• _Data entries_

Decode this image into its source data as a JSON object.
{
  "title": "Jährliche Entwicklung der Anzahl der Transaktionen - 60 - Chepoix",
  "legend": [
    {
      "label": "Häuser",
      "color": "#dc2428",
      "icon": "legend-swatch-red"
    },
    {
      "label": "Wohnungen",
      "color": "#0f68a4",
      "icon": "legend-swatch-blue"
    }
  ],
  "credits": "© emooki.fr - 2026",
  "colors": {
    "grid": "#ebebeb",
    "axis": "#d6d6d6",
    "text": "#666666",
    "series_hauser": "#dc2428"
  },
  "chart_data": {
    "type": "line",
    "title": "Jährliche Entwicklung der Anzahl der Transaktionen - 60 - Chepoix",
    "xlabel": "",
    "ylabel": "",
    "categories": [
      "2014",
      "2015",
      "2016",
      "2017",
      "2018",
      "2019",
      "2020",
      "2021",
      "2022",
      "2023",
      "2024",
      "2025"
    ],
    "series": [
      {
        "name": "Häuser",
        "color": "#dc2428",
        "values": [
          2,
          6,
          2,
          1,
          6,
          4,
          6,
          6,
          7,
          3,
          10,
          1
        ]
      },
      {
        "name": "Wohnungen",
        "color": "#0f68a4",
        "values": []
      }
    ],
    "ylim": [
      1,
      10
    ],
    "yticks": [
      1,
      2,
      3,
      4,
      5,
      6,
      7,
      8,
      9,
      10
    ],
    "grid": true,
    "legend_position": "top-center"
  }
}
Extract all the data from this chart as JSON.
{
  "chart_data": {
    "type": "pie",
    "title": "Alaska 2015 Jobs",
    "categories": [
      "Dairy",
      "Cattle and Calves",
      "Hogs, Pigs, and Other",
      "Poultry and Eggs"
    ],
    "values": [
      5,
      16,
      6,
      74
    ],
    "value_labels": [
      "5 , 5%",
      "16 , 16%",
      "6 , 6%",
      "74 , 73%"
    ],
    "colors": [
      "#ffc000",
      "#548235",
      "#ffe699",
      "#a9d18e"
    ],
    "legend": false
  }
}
* * *
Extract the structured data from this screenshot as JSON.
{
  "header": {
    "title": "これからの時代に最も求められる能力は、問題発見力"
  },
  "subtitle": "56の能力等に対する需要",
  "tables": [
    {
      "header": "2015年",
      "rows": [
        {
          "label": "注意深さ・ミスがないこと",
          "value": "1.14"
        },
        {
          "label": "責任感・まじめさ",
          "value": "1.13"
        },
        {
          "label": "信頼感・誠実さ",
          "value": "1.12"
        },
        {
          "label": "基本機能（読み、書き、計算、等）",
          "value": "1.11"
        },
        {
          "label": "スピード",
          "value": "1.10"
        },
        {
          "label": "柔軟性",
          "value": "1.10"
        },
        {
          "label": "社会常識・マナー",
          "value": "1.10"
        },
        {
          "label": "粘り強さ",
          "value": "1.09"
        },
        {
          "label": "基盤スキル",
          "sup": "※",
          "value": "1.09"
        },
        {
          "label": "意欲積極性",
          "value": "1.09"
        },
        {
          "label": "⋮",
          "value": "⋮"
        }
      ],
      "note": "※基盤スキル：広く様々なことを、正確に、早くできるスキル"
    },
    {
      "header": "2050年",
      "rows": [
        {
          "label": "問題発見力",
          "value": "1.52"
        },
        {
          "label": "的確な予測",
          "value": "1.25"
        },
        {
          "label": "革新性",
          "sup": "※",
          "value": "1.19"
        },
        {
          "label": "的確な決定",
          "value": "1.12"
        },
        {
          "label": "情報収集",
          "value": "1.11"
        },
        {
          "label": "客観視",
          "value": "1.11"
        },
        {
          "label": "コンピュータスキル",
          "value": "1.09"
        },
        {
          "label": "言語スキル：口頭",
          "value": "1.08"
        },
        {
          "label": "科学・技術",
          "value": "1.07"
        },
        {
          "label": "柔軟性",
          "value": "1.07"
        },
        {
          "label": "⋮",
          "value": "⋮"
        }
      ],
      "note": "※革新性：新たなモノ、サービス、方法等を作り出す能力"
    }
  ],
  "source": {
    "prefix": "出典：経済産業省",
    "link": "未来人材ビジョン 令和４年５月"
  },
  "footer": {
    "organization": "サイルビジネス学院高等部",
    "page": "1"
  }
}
--
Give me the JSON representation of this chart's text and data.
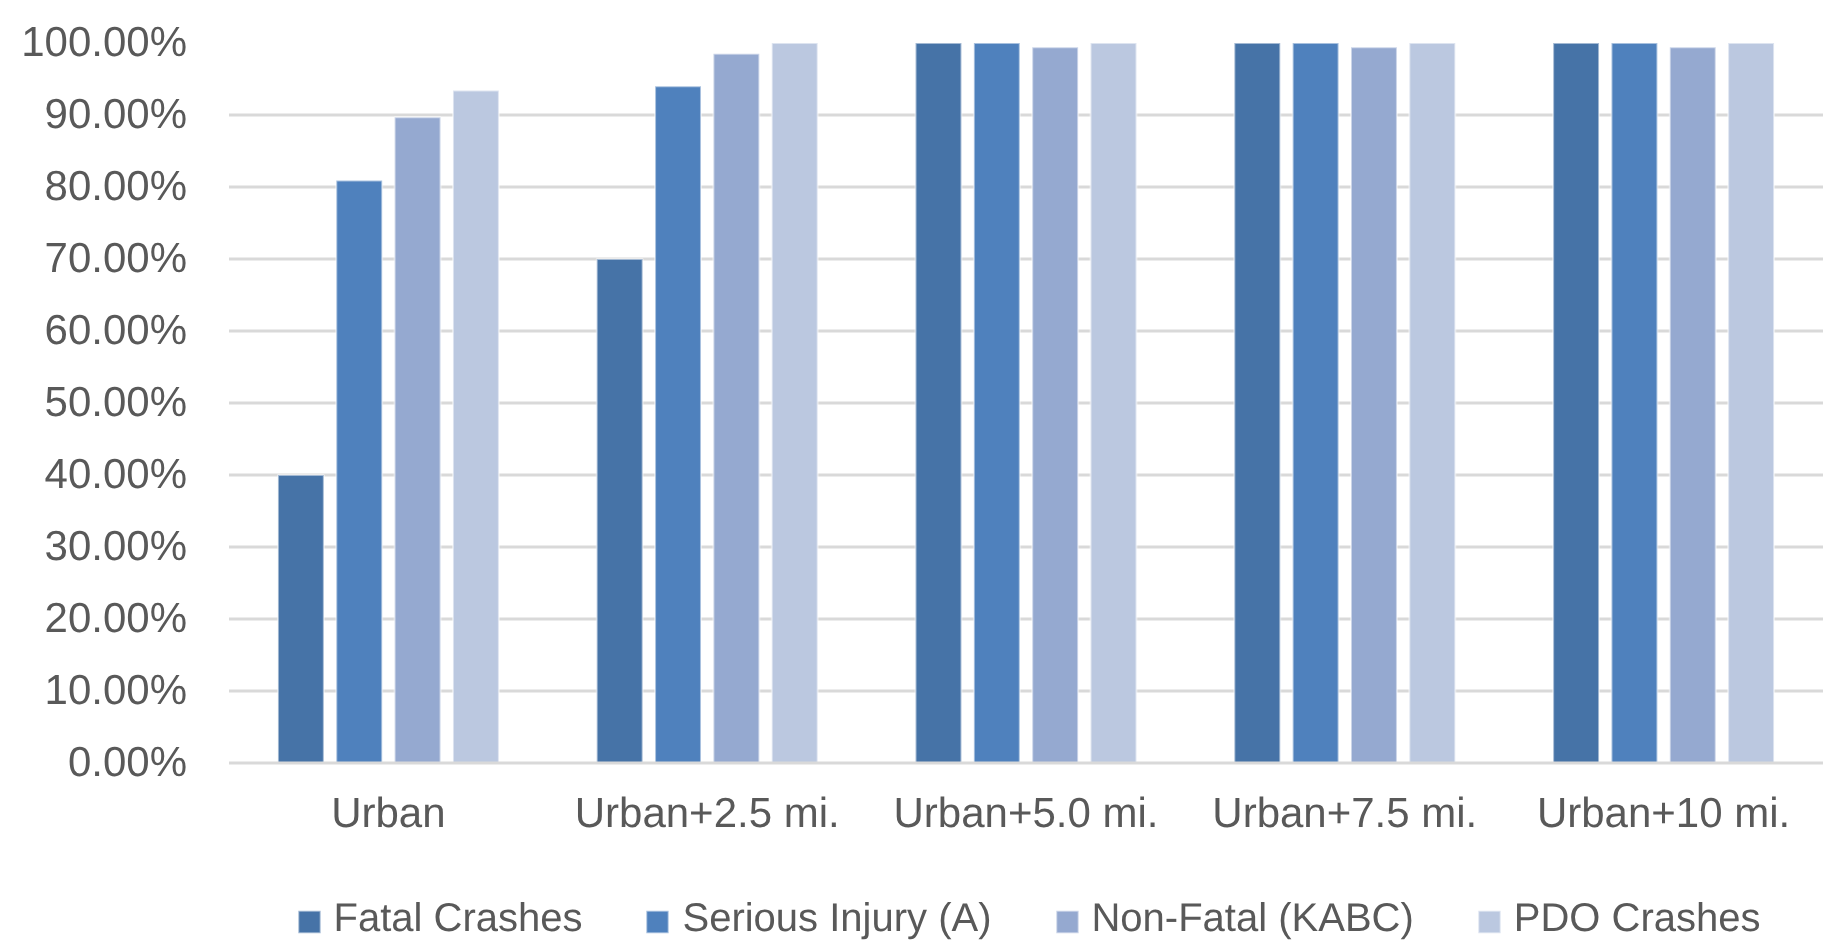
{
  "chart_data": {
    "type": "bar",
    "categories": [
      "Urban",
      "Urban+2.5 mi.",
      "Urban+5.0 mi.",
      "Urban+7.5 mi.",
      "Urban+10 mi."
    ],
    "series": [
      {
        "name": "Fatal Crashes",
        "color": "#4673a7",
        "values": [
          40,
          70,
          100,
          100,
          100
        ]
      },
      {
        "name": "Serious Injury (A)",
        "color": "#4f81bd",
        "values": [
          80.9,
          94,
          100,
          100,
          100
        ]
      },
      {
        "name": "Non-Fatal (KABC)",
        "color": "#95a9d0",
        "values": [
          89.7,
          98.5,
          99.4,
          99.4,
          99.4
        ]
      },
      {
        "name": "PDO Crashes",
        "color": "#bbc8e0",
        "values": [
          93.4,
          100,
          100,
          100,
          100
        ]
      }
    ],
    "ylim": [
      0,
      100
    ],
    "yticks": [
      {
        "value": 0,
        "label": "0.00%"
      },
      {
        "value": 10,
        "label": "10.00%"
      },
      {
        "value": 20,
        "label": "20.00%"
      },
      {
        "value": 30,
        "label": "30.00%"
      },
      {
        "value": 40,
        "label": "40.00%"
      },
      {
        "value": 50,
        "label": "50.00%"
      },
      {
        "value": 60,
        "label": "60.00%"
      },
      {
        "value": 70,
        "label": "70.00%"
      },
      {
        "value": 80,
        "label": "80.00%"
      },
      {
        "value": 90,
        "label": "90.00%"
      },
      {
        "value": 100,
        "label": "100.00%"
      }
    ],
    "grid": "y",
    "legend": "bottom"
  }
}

• _Task objective_
Find the lines containing "Crashes" and list every one of them.

• _Written response_
        "name": "Fatal Crashes",
        "name": "PDO Crashes",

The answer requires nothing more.